◆ **MATERIAL SUPPLIED**
--- BEGIN ---
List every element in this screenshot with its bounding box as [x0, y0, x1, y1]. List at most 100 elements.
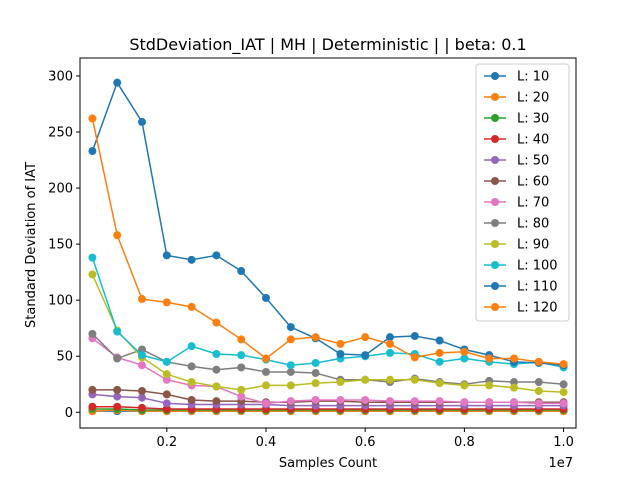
data-point-l-120 — [113, 231, 122, 240]
data-point-l-110 — [187, 255, 196, 264]
chart-title: StdDeviation_IAT | MH | Deterministic | … — [129, 35, 526, 55]
data-point-l-40 — [113, 402, 122, 411]
plot-series — [88, 78, 568, 416]
series-line-l-110 — [91, 81, 564, 366]
data-point-l-120 — [311, 333, 320, 342]
legend-marker — [491, 135, 499, 143]
data-point-l-80 — [212, 365, 221, 374]
legend-marker — [491, 303, 499, 311]
data-point-l-70 — [361, 395, 370, 404]
data-point-l-70 — [138, 361, 146, 370]
data-point-l-100 — [113, 327, 122, 336]
y-tick-label: 200 — [48, 182, 73, 197]
y-tick-label: 300 — [48, 69, 73, 84]
legend-entry-l-110: L: 110 — [484, 280, 558, 295]
data-point-l-80 — [286, 367, 295, 376]
x-axis-label: Samples Count — [279, 456, 377, 471]
data-point-l-60 — [212, 397, 221, 406]
data-point-l-80 — [510, 378, 518, 387]
data-point-l-70 — [162, 375, 171, 384]
data-point-l-70 — [286, 397, 295, 406]
legend: L: 10 L: 20 L: 30 L: 40 L: 50 L: 60 L: 70 L: 80… — [475, 63, 570, 322]
data-point-l-100 — [237, 351, 246, 360]
data-point-l-120 — [485, 354, 494, 363]
data-point-l-70 — [460, 398, 469, 407]
data-point-l-90 — [262, 381, 270, 390]
data-point-l-80 — [559, 380, 568, 389]
data-point-l-100 — [88, 253, 97, 262]
data-point-l-100 — [386, 348, 394, 357]
data-point-l-110 — [361, 351, 370, 360]
data-point-l-80 — [187, 362, 196, 371]
data-point-l-90 — [510, 383, 518, 392]
x-tick-label: 0.6 — [355, 435, 376, 450]
legend-entry-l-10: L: 10 — [484, 70, 549, 85]
data-point-l-110 — [336, 350, 345, 358]
data-point-l-100 — [311, 358, 320, 367]
data-point-l-70 — [435, 397, 444, 406]
legend-label: L: 40 — [517, 133, 549, 148]
series-line-l-90 — [91, 274, 564, 393]
data-point-l-80 — [113, 354, 122, 363]
x-tick-label: 0.2 — [156, 435, 177, 450]
data-point-l-110 — [88, 147, 97, 156]
data-point-l-90 — [534, 387, 543, 395]
data-point-l-120 — [559, 360, 568, 369]
legend-label: L: 50 — [517, 154, 549, 169]
legend-marker — [491, 156, 499, 164]
series-l-60 — [88, 385, 568, 407]
legend-entry-l-90: L: 90 — [484, 238, 549, 253]
data-point-l-120 — [361, 333, 370, 342]
legend-marker — [491, 219, 499, 227]
data-point-l-70 — [559, 399, 568, 408]
data-point-l-50 — [113, 392, 122, 401]
data-point-l-90 — [410, 375, 419, 384]
data-point-l-90 — [311, 379, 320, 388]
data-point-l-90 — [386, 375, 394, 384]
data-point-l-70 — [410, 397, 419, 406]
legend-entry-l-70: L: 70 — [484, 196, 549, 211]
data-point-l-90 — [212, 382, 221, 391]
legend-label: L: 30 — [517, 112, 549, 127]
data-point-l-60 — [138, 387, 146, 395]
data-point-l-100 — [138, 351, 146, 360]
data-point-l-110 — [410, 332, 419, 341]
data-point-l-80 — [88, 329, 97, 338]
data-point-l-40 — [162, 404, 171, 413]
data-point-l-120 — [88, 114, 97, 123]
data-point-l-110 — [162, 251, 171, 260]
legend-label: L: 90 — [517, 238, 549, 253]
data-point-l-70 — [485, 398, 494, 407]
data-point-l-70 — [262, 399, 270, 408]
data-point-l-40 — [138, 403, 146, 412]
data-point-l-50 — [138, 393, 146, 402]
legend-entry-l-80: L: 80 — [484, 217, 549, 232]
legend-marker — [491, 93, 499, 101]
data-point-l-70 — [386, 397, 394, 406]
data-point-l-120 — [435, 348, 444, 357]
legend-entry-l-50: L: 50 — [484, 154, 549, 169]
data-point-l-90 — [559, 388, 568, 397]
data-point-l-80 — [534, 378, 543, 387]
legend-entry-l-100: L: 100 — [484, 259, 558, 274]
legend-marker — [491, 177, 499, 185]
data-point-l-40 — [88, 402, 97, 411]
data-point-l-60 — [187, 395, 196, 404]
data-point-l-90 — [88, 270, 97, 279]
data-point-l-60 — [162, 390, 171, 399]
data-point-l-120 — [410, 353, 419, 362]
data-point-l-110 — [212, 251, 221, 260]
data-point-l-60 — [113, 385, 122, 394]
x-axis-ticks: 0.2 0.4 0.6 0.8 1.0 — [156, 428, 574, 450]
series-line-l-80 — [91, 333, 564, 386]
data-point-l-100 — [212, 350, 221, 358]
data-point-l-90 — [286, 381, 295, 390]
data-point-l-90 — [336, 378, 345, 387]
data-point-l-100 — [435, 357, 444, 366]
series-line-l-120 — [91, 118, 564, 365]
y-tick-label: 50 — [56, 350, 73, 365]
data-point-l-100 — [162, 357, 171, 366]
legend-marker — [491, 114, 499, 122]
legend-label: L: 20 — [517, 91, 549, 106]
plot-frame — [79, 57, 577, 429]
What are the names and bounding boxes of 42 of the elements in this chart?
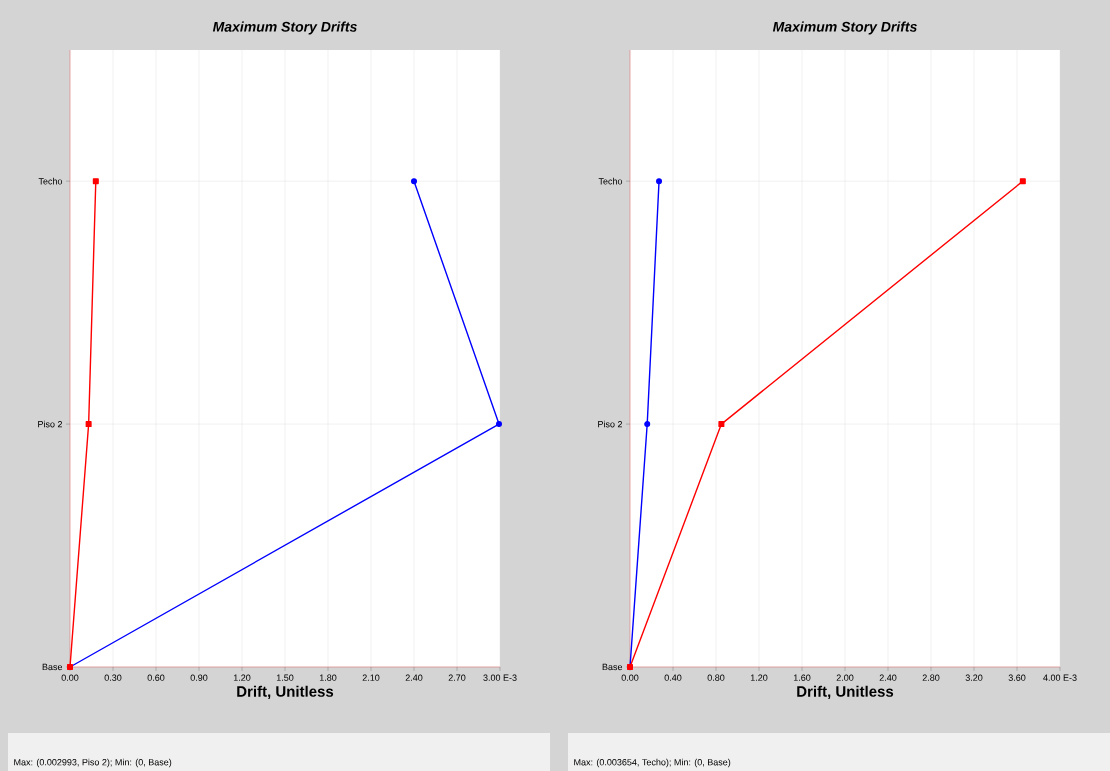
- text: Max: (0.002993, Piso 2); Min: (0, Base): [14, 758, 172, 768]
- y-tick-label: Techo: [598, 177, 623, 185]
- x-tick-label: 0.00: [621, 674, 639, 681]
- chart-title: Maximum Story Drifts: [772, 21, 917, 35]
- x-tick-label: 3.00 E-3: [483, 674, 517, 681]
- x-tick-label: 2.80: [922, 674, 940, 681]
- text: Max: (0.003654, Techo); Min: (0, Base): [574, 758, 731, 768]
- x-axis-title: Drift, Unitless: [797, 685, 894, 699]
- x-tick-label: 2.70: [448, 674, 466, 681]
- point: [718, 421, 725, 428]
- x-tick-label: 0.60: [147, 674, 165, 681]
- x-tick-label: 0.80: [707, 674, 725, 681]
- point: [496, 421, 502, 428]
- x-tick-label: 1.80: [319, 674, 337, 681]
- x-tick-label: 2.40: [879, 674, 897, 681]
- point: [411, 178, 417, 185]
- x-tick-label: 0.40: [664, 674, 682, 681]
- point: [92, 178, 99, 185]
- y-tick-label: Base: [602, 663, 623, 671]
- x-tick-label: 1.50: [276, 674, 294, 681]
- y-tick-label: Piso 2: [598, 420, 623, 428]
- x-tick-label: 1.20: [750, 674, 768, 681]
- x-tick-label: 2.00: [836, 674, 854, 681]
- x-tick-label: 1.60: [793, 674, 811, 681]
- x-tick-label: 0.30: [104, 674, 122, 681]
- x-tick-label: 3.20: [965, 674, 983, 681]
- x-tick-label: 3.60: [1008, 674, 1026, 681]
- y-tick-label: Techo: [38, 177, 63, 185]
- point: [656, 178, 663, 185]
- y-tick-label: Piso 2: [38, 420, 62, 428]
- x-tick-label: 0.90: [190, 674, 208, 681]
- x-tick-label: 4.00 E-3: [1043, 674, 1077, 681]
- point: [644, 421, 651, 428]
- x-tick-label: 1.20: [233, 674, 251, 681]
- chart-title: Maximum Story Drifts: [212, 21, 357, 35]
- point: [1019, 178, 1026, 185]
- x-tick-label: 2.10: [362, 674, 380, 681]
- x-tick-label: 2.40: [405, 674, 423, 681]
- point: [85, 421, 92, 428]
- x-tick-label: 0.00: [61, 674, 79, 681]
- y-tick-label: Base: [42, 663, 63, 671]
- x-axis-title: Drift, Unitless: [237, 685, 334, 699]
--- END ---
Copy every line of the items above word for word, leaving out the pictures.

◆ **EXPECTED ANSWER**
List every element in this screenshot with its bounding box as [x0, y0, x1, y1]. List at most 100 elements.
data-point-l-120 — [113, 231, 122, 240]
data-point-l-110 — [187, 255, 196, 264]
chart-title: StdDeviation_IAT | MH | Deterministic | … — [129, 35, 526, 55]
data-point-l-40 — [113, 402, 122, 411]
plot-series — [88, 78, 568, 416]
series-line-l-110 — [91, 81, 564, 366]
data-point-l-120 — [311, 333, 320, 342]
legend-marker — [491, 135, 499, 143]
data-point-l-80 — [212, 365, 221, 374]
legend-marker — [491, 303, 499, 311]
data-point-l-70 — [361, 395, 370, 404]
data-point-l-70 — [138, 361, 146, 370]
data-point-l-100 — [113, 327, 122, 336]
y-tick-label: 200 — [48, 182, 73, 197]
y-tick-label: 300 — [48, 69, 73, 84]
legend-entry-l-110: L: 110 — [484, 280, 558, 295]
data-point-l-80 — [286, 367, 295, 376]
x-axis-label: Samples Count — [279, 456, 377, 471]
data-point-l-60 — [212, 397, 221, 406]
data-point-l-80 — [510, 378, 518, 387]
data-point-l-70 — [162, 375, 171, 384]
data-point-l-70 — [286, 397, 295, 406]
legend: L: 10 L: 20 L: 30 L: 40 L: 50 L: 60 L: 70 L: 80… — [475, 63, 570, 322]
data-point-l-100 — [237, 351, 246, 360]
data-point-l-120 — [485, 354, 494, 363]
data-point-l-70 — [460, 398, 469, 407]
data-point-l-90 — [262, 381, 270, 390]
data-point-l-80 — [559, 380, 568, 389]
data-point-l-100 — [88, 253, 97, 262]
data-point-l-100 — [386, 348, 394, 357]
data-point-l-110 — [361, 351, 370, 360]
data-point-l-80 — [187, 362, 196, 371]
data-point-l-90 — [510, 383, 518, 392]
x-tick-label: 0.6 — [355, 435, 376, 450]
legend-entry-l-10: L: 10 — [484, 70, 549, 85]
data-point-l-110 — [336, 350, 345, 358]
data-point-l-100 — [311, 358, 320, 367]
data-point-l-70 — [435, 397, 444, 406]
legend-label: L: 40 — [517, 133, 549, 148]
series-line-l-90 — [91, 274, 564, 393]
data-point-l-80 — [113, 354, 122, 363]
x-tick-label: 0.2 — [156, 435, 177, 450]
data-point-l-110 — [88, 147, 97, 156]
data-point-l-90 — [534, 387, 543, 395]
data-point-l-120 — [559, 360, 568, 369]
legend-label: L: 50 — [517, 154, 549, 169]
legend-marker — [491, 156, 499, 164]
series-l-60 — [88, 385, 568, 407]
legend-entry-l-90: L: 90 — [484, 238, 549, 253]
data-point-l-120 — [361, 333, 370, 342]
legend-marker — [491, 219, 499, 227]
data-point-l-70 — [559, 399, 568, 408]
data-point-l-50 — [113, 392, 122, 401]
data-point-l-90 — [410, 375, 419, 384]
data-point-l-90 — [311, 379, 320, 388]
data-point-l-90 — [386, 375, 394, 384]
data-point-l-70 — [410, 397, 419, 406]
legend-entry-l-70: L: 70 — [484, 196, 549, 211]
data-point-l-90 — [212, 382, 221, 391]
legend-label: L: 30 — [517, 112, 549, 127]
data-point-l-60 — [138, 387, 146, 395]
data-point-l-100 — [138, 351, 146, 360]
data-point-l-110 — [410, 332, 419, 341]
data-point-l-80 — [88, 329, 97, 338]
data-point-l-40 — [162, 404, 171, 413]
data-point-l-120 — [88, 114, 97, 123]
data-point-l-110 — [162, 251, 171, 260]
legend-label: L: 90 — [517, 238, 549, 253]
data-point-l-70 — [485, 398, 494, 407]
data-point-l-70 — [262, 399, 270, 408]
data-point-l-40 — [138, 403, 146, 412]
data-point-l-50 — [138, 393, 146, 402]
legend-entry-l-80: L: 80 — [484, 217, 549, 232]
legend-marker — [491, 93, 499, 101]
data-point-l-70 — [386, 397, 394, 406]
data-point-l-120 — [435, 348, 444, 357]
legend-entry-l-50: L: 50 — [484, 154, 549, 169]
data-point-l-90 — [559, 388, 568, 397]
data-point-l-80 — [534, 378, 543, 387]
legend-entry-l-100: L: 100 — [484, 259, 558, 274]
legend-marker — [491, 177, 499, 185]
data-point-l-40 — [88, 402, 97, 411]
data-point-l-60 — [187, 395, 196, 404]
data-point-l-90 — [88, 270, 97, 279]
data-point-l-60 — [162, 390, 171, 399]
data-point-l-120 — [410, 353, 419, 362]
data-point-l-110 — [212, 251, 221, 260]
data-point-l-60 — [113, 385, 122, 394]
x-axis-ticks: 0.2 0.4 0.6 0.8 1.0 — [156, 428, 574, 450]
series-line-l-80 — [91, 333, 564, 386]
data-point-l-100 — [212, 350, 221, 358]
data-point-l-90 — [286, 381, 295, 390]
data-point-l-90 — [336, 378, 345, 387]
data-point-l-100 — [435, 357, 444, 366]
series-line-l-120 — [91, 118, 564, 365]
y-tick-label: 50 — [56, 350, 73, 365]
data-point-l-100 — [162, 357, 171, 366]
legend-marker — [491, 114, 499, 122]
legend-label: L: 20 — [517, 91, 549, 106]
plot-frame — [79, 57, 577, 429]
What are the names and bounding boxes of 42 of the elements in this chart?
- text: Max: (0.002993, Piso 2); Min: (0, Base): [14, 758, 172, 768]
- y-tick-label: Techo: [598, 177, 623, 185]
- x-tick-label: 0.00: [621, 674, 639, 681]
- chart-title: Maximum Story Drifts: [772, 21, 917, 35]
- x-tick-label: 3.00 E-3: [483, 674, 517, 681]
- x-tick-label: 2.80: [922, 674, 940, 681]
- text: Max: (0.003654, Techo); Min: (0, Base): [574, 758, 731, 768]
- x-axis-title: Drift, Unitless: [797, 685, 894, 699]
- x-tick-label: 2.70: [448, 674, 466, 681]
- point: [718, 421, 725, 428]
- x-tick-label: 0.60: [147, 674, 165, 681]
- x-tick-label: 0.80: [707, 674, 725, 681]
- point: [496, 421, 502, 428]
- x-tick-label: 1.80: [319, 674, 337, 681]
- x-tick-label: 2.40: [879, 674, 897, 681]
- point: [411, 178, 417, 185]
- x-tick-label: 0.40: [664, 674, 682, 681]
- point: [92, 178, 99, 185]
- y-tick-label: Base: [602, 663, 623, 671]
- x-tick-label: 1.50: [276, 674, 294, 681]
- y-tick-label: Piso 2: [598, 420, 623, 428]
- x-tick-label: 1.20: [750, 674, 768, 681]
- x-tick-label: 2.00: [836, 674, 854, 681]
- x-tick-label: 1.60: [793, 674, 811, 681]
- x-tick-label: 0.30: [104, 674, 122, 681]
- x-tick-label: 3.20: [965, 674, 983, 681]
- x-tick-label: 3.60: [1008, 674, 1026, 681]
- y-tick-label: Techo: [38, 177, 63, 185]
- point: [656, 178, 663, 185]
- y-tick-label: Piso 2: [38, 420, 62, 428]
- x-tick-label: 0.90: [190, 674, 208, 681]
- x-tick-label: 4.00 E-3: [1043, 674, 1077, 681]
- point: [644, 421, 651, 428]
- x-tick-label: 1.20: [233, 674, 251, 681]
- chart-title: Maximum Story Drifts: [212, 21, 357, 35]
- point: [1019, 178, 1026, 185]
- x-tick-label: 2.10: [362, 674, 380, 681]
- x-tick-label: 2.40: [405, 674, 423, 681]
- point: [85, 421, 92, 428]
- x-tick-label: 0.00: [61, 674, 79, 681]
- y-tick-label: Base: [42, 663, 63, 671]
- x-axis-title: Drift, Unitless: [237, 685, 334, 699]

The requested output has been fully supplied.